#### DATA SUPPLIED:
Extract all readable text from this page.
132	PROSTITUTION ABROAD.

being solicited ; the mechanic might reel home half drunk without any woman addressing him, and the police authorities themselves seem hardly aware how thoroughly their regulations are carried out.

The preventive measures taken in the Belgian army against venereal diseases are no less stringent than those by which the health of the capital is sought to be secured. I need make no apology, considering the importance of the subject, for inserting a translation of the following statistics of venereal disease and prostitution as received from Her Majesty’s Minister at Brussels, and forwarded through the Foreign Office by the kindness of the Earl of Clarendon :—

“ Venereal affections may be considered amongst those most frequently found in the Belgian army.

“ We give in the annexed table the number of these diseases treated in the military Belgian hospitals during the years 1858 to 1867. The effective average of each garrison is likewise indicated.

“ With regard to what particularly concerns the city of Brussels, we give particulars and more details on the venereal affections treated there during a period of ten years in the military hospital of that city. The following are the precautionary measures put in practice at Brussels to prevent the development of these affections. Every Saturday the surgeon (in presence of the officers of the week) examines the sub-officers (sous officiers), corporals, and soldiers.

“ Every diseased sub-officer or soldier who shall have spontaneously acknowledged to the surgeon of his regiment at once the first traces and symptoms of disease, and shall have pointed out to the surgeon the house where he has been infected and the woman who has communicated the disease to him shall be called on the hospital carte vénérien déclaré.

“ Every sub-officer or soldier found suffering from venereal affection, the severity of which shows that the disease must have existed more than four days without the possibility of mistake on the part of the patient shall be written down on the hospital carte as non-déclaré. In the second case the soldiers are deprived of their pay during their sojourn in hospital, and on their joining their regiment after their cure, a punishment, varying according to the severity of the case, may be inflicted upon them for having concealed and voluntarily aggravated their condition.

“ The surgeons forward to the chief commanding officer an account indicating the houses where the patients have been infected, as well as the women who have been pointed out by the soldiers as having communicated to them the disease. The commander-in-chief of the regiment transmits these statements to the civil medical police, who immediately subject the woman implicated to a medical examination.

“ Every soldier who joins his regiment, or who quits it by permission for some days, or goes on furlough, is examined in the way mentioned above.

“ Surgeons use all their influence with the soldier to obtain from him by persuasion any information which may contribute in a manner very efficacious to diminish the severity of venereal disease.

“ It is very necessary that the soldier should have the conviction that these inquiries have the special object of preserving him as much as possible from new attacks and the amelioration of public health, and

#### WHAT YOU HAVE TO DO:
Quote each line of the data above exactly as written.

#### OUTPUT OF THE EXERCISE:
Extract all readable text from this page.
132	PROSTITUTION ABROAD.

being solicited ; the mechanic might reel home half drunk without any woman addressing him, and the police authorities themselves seem hardly aware how thoroughly their regulations are carried out.

The preventive measures taken in the Belgian army against venereal diseases are no less stringent than those by which the health of the capital is sought to be secured. I need make no apology, considering the importance of the subject, for inserting a translation of the following statistics of venereal disease and prostitution as received from Her Majesty’s Minister at Brussels, and forwarded through the Foreign Office by the kindness of the Earl of Clarendon :—

“ Venereal affections may be considered amongst those most frequently found in the Belgian army.

“ We give in the annexed table the number of these diseases treated in the military Belgian hospitals during the years 1858 to 1867. The effective average of each garrison is likewise indicated.

“ With regard to what particularly concerns the city of Brussels, we give particulars and more details on the venereal affections treated there during a period of ten years in the military hospital of that city. The following are the precautionary measures put in practice at Brussels to prevent the development of these affections. Every Saturday the surgeon (in presence of the officers of the week) examines the sub-officers (sous officiers), corporals, and soldiers.

“ Every diseased sub-officer or soldier who shall have spontaneously acknowledged to the surgeon of his regiment at once the first traces and symptoms of disease, and shall have pointed out to the surgeon the house where he has been infected and the woman who has communicated the disease to him shall be called on the hospital carte vénérien déclaré.

“ Every sub-officer or soldier found suffering from venereal affection, the severity of which shows that the disease must have existed more than four days without the possibility of mistake on the part of the patient shall be written down on the hospital carte as non-déclaré. In the second case the soldiers are deprived of their pay during their sojourn in hospital, and on their joining their regiment after their cure, a punishment, varying according to the severity of the case, may be inflicted upon them for having concealed and voluntarily aggravated their condition.

“ The surgeons forward to the chief commanding officer an account indicating the houses where the patients have been infected, as well as the women who have been pointed out by the soldiers as having communicated to them the disease. The commander-in-chief of the regiment transmits these statements to the civil medical police, who immediately subject the woman implicated to a medical examination.

“ Every soldier who joins his regiment, or who quits it by permission for some days, or goes on furlough, is examined in the way mentioned above.

“ Surgeons use all their influence with the soldier to obtain from him by persuasion any information which may contribute in a manner very efficacious to diminish the severity of venereal disease.

“ It is very necessary that the soldier should have the conviction that these inquiries have the special object of preserving him as much as possible from new attacks and the amelioration of public health, and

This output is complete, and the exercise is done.